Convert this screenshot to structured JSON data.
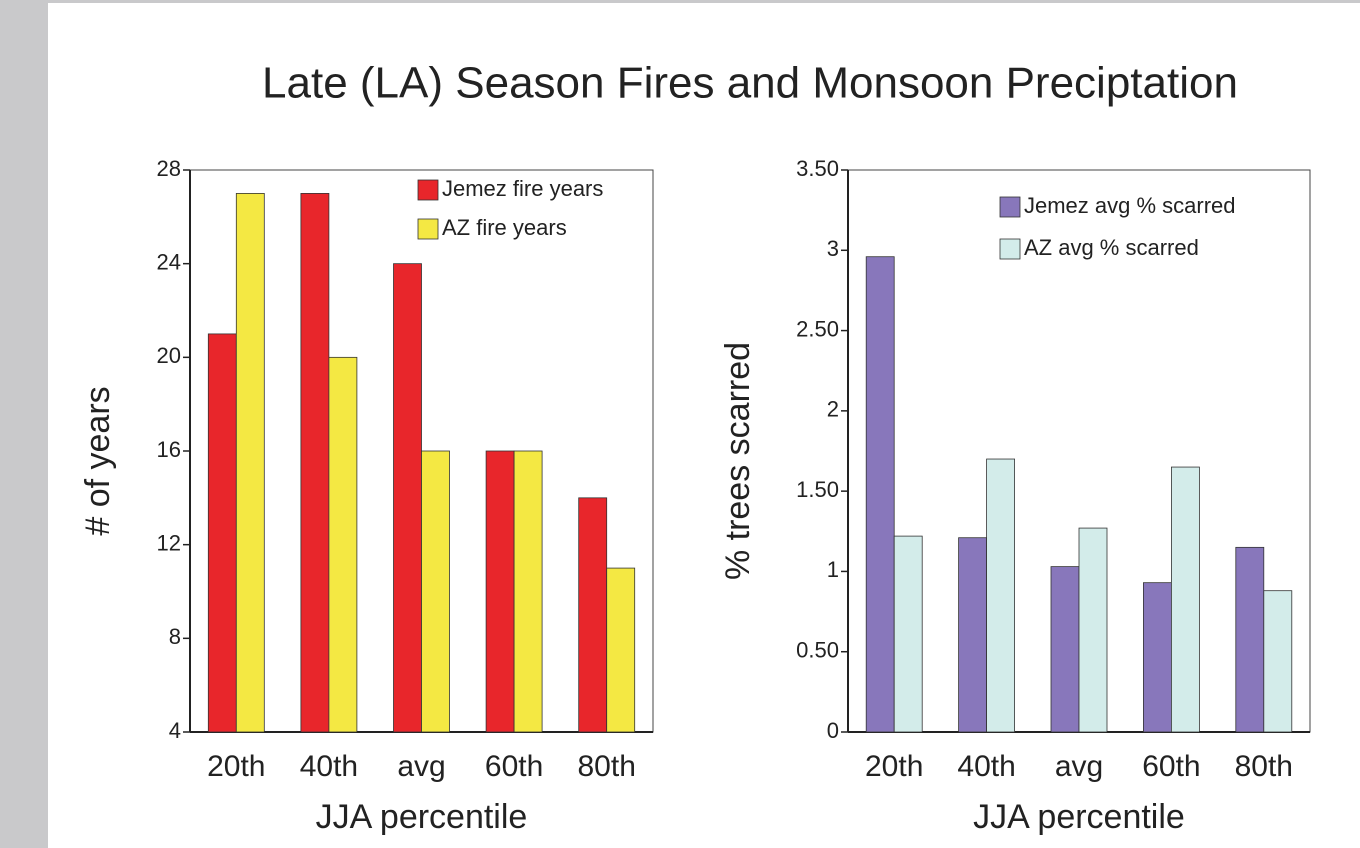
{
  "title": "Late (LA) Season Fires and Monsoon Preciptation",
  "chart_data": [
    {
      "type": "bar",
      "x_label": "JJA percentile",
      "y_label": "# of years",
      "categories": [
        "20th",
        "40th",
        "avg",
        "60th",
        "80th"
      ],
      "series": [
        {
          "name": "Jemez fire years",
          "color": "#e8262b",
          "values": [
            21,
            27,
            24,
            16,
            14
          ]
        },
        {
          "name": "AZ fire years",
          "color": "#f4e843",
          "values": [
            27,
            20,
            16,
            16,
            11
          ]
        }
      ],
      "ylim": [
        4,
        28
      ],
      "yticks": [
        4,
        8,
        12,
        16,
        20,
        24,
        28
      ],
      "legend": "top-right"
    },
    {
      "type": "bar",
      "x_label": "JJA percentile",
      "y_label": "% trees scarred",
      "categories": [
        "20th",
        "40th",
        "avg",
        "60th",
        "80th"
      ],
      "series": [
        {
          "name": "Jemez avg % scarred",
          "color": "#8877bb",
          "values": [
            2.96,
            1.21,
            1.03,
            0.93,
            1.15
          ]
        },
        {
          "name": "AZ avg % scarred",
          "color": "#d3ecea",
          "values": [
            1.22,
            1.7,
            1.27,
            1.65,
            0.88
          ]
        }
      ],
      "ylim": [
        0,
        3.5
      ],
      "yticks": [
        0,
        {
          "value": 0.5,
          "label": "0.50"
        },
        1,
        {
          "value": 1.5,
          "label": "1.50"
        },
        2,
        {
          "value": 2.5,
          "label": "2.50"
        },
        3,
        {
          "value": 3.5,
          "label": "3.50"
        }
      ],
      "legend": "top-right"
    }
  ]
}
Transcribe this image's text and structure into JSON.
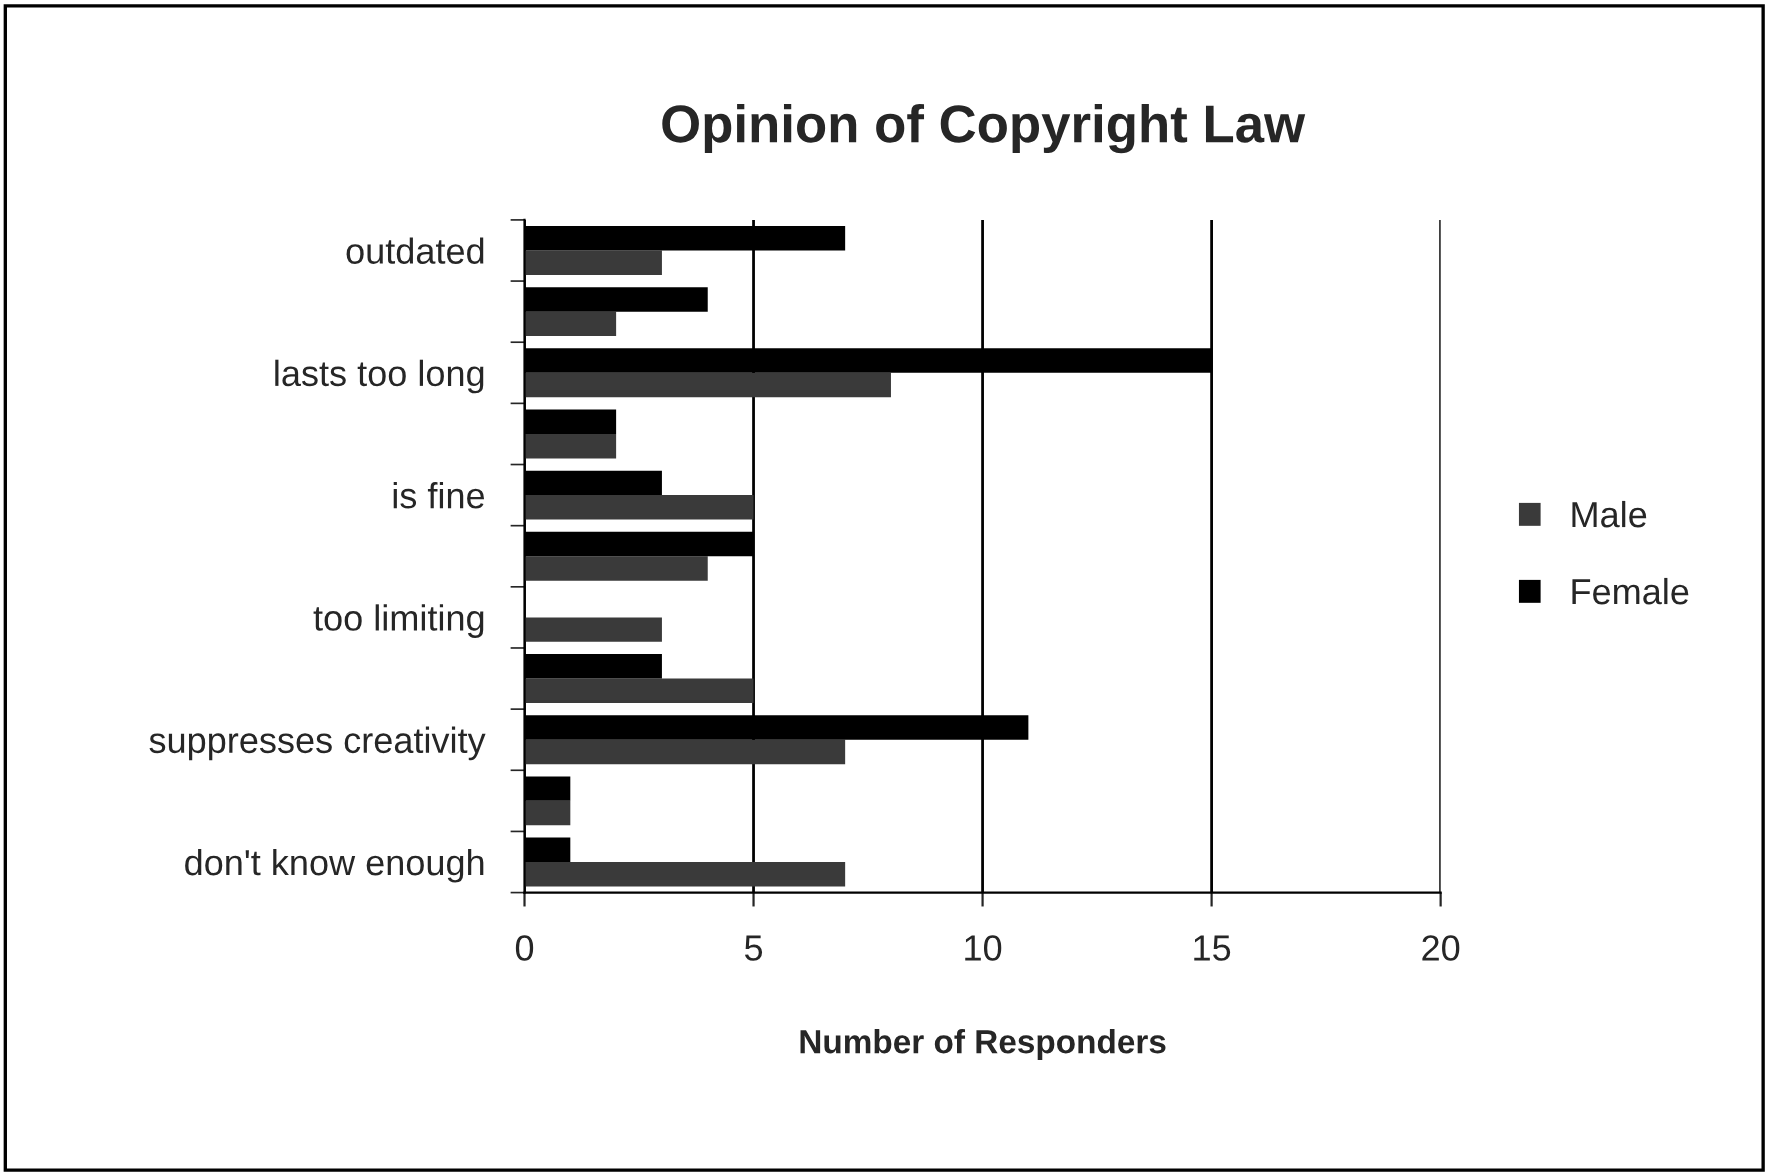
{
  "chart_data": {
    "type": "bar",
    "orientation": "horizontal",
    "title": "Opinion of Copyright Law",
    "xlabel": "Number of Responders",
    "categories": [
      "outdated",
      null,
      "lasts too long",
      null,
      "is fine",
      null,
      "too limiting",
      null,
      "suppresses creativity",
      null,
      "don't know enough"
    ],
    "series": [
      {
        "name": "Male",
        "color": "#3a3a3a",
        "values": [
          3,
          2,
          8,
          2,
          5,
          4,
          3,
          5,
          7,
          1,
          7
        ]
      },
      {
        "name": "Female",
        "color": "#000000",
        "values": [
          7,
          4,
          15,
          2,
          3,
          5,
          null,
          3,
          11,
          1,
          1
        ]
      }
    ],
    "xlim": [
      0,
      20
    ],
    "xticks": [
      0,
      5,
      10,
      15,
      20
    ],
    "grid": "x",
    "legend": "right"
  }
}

EXERCISE:
Without the pictures, reproduce every line of the records above exactly.

SOLUTION:
Convert this screenshot to structured JSON data.
{
  "title": "Late (LA) Season Fires and Monsoon Preciptation",
  "chart_data": [
    {
      "type": "bar",
      "x_label": "JJA percentile",
      "y_label": "# of years",
      "categories": [
        "20th",
        "40th",
        "avg",
        "60th",
        "80th"
      ],
      "series": [
        {
          "name": "Jemez fire years",
          "color": "#e8262b",
          "values": [
            21,
            27,
            24,
            16,
            14
          ]
        },
        {
          "name": "AZ fire years",
          "color": "#f4e843",
          "values": [
            27,
            20,
            16,
            16,
            11
          ]
        }
      ],
      "ylim": [
        4,
        28
      ],
      "yticks": [
        4,
        8,
        12,
        16,
        20,
        24,
        28
      ],
      "legend": "top-right"
    },
    {
      "type": "bar",
      "x_label": "JJA percentile",
      "y_label": "% trees scarred",
      "categories": [
        "20th",
        "40th",
        "avg",
        "60th",
        "80th"
      ],
      "series": [
        {
          "name": "Jemez avg % scarred",
          "color": "#8877bb",
          "values": [
            2.96,
            1.21,
            1.03,
            0.93,
            1.15
          ]
        },
        {
          "name": "AZ avg % scarred",
          "color": "#d3ecea",
          "values": [
            1.22,
            1.7,
            1.27,
            1.65,
            0.88
          ]
        }
      ],
      "ylim": [
        0,
        3.5
      ],
      "yticks": [
        0,
        {
          "value": 0.5,
          "label": "0.50"
        },
        1,
        {
          "value": 1.5,
          "label": "1.50"
        },
        2,
        {
          "value": 2.5,
          "label": "2.50"
        },
        3,
        {
          "value": 3.5,
          "label": "3.50"
        }
      ],
      "legend": "top-right"
    }
  ]
}
Transcribe this image's text and structure into JSON.
{
  "chart_data": {
    "type": "bar",
    "orientation": "horizontal",
    "title": "Opinion of Copyright Law",
    "xlabel": "Number of Responders",
    "categories": [
      "outdated",
      null,
      "lasts too long",
      null,
      "is fine",
      null,
      "too limiting",
      null,
      "suppresses creativity",
      null,
      "don't know enough"
    ],
    "series": [
      {
        "name": "Male",
        "color": "#3a3a3a",
        "values": [
          3,
          2,
          8,
          2,
          5,
          4,
          3,
          5,
          7,
          1,
          7
        ]
      },
      {
        "name": "Female",
        "color": "#000000",
        "values": [
          7,
          4,
          15,
          2,
          3,
          5,
          null,
          3,
          11,
          1,
          1
        ]
      }
    ],
    "xlim": [
      0,
      20
    ],
    "xticks": [
      0,
      5,
      10,
      15,
      20
    ],
    "grid": "x",
    "legend": "right"
  }
}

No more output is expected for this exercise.